▶ _JOB_
Type out the data exactly as given. Skip any image.

▶ _LISTED ENTRIES_
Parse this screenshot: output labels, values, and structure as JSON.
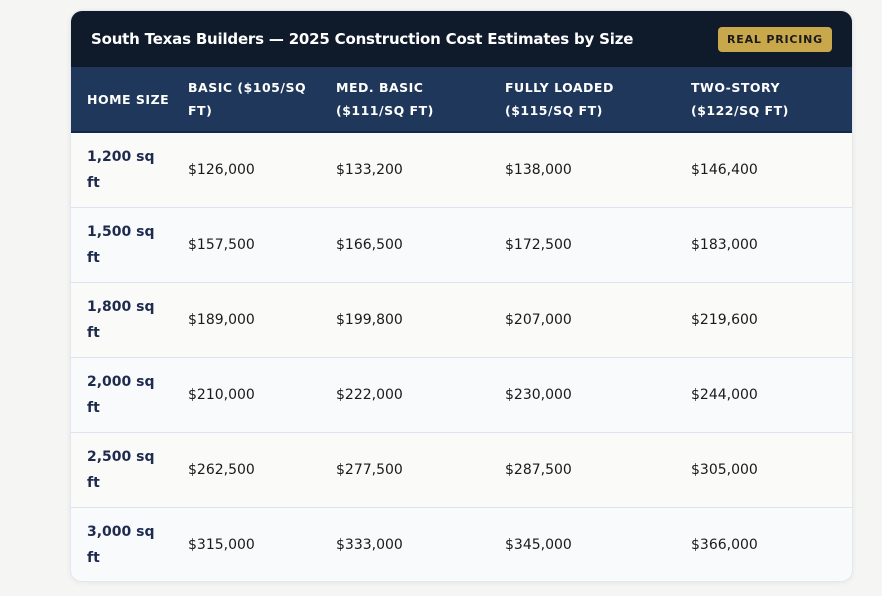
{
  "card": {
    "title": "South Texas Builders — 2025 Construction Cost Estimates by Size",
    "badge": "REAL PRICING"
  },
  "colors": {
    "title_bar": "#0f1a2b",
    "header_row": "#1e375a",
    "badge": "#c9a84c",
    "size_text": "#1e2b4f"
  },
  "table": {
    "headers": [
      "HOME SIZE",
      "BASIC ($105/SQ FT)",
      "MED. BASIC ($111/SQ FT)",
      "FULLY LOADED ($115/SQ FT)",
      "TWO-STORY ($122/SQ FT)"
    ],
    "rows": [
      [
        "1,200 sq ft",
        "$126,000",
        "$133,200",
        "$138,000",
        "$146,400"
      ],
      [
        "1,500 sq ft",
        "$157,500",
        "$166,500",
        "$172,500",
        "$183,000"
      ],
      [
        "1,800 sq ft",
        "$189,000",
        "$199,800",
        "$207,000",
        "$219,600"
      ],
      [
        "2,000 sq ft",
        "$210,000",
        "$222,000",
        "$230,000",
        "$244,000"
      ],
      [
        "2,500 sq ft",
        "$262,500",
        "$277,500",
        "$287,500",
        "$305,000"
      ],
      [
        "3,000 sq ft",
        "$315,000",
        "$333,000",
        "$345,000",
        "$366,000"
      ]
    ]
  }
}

▶ _SOLUTION TO THE PROBLEM_
Parse this screenshot: output labels, values, and structure as JSON.
{
  "card": {
    "title": "South Texas Builders — 2025 Construction Cost Estimates by Size",
    "badge": "REAL PRICING"
  },
  "colors": {
    "title_bar": "#0f1a2b",
    "header_row": "#1e375a",
    "badge": "#c9a84c",
    "size_text": "#1e2b4f"
  },
  "table": {
    "headers": [
      "HOME SIZE",
      "BASIC ($105/SQ FT)",
      "MED. BASIC ($111/SQ FT)",
      "FULLY LOADED ($115/SQ FT)",
      "TWO-STORY ($122/SQ FT)"
    ],
    "rows": [
      [
        "1,200 sq ft",
        "$126,000",
        "$133,200",
        "$138,000",
        "$146,400"
      ],
      [
        "1,500 sq ft",
        "$157,500",
        "$166,500",
        "$172,500",
        "$183,000"
      ],
      [
        "1,800 sq ft",
        "$189,000",
        "$199,800",
        "$207,000",
        "$219,600"
      ],
      [
        "2,000 sq ft",
        "$210,000",
        "$222,000",
        "$230,000",
        "$244,000"
      ],
      [
        "2,500 sq ft",
        "$262,500",
        "$277,500",
        "$287,500",
        "$305,000"
      ],
      [
        "3,000 sq ft",
        "$315,000",
        "$333,000",
        "$345,000",
        "$366,000"
      ]
    ]
  }
}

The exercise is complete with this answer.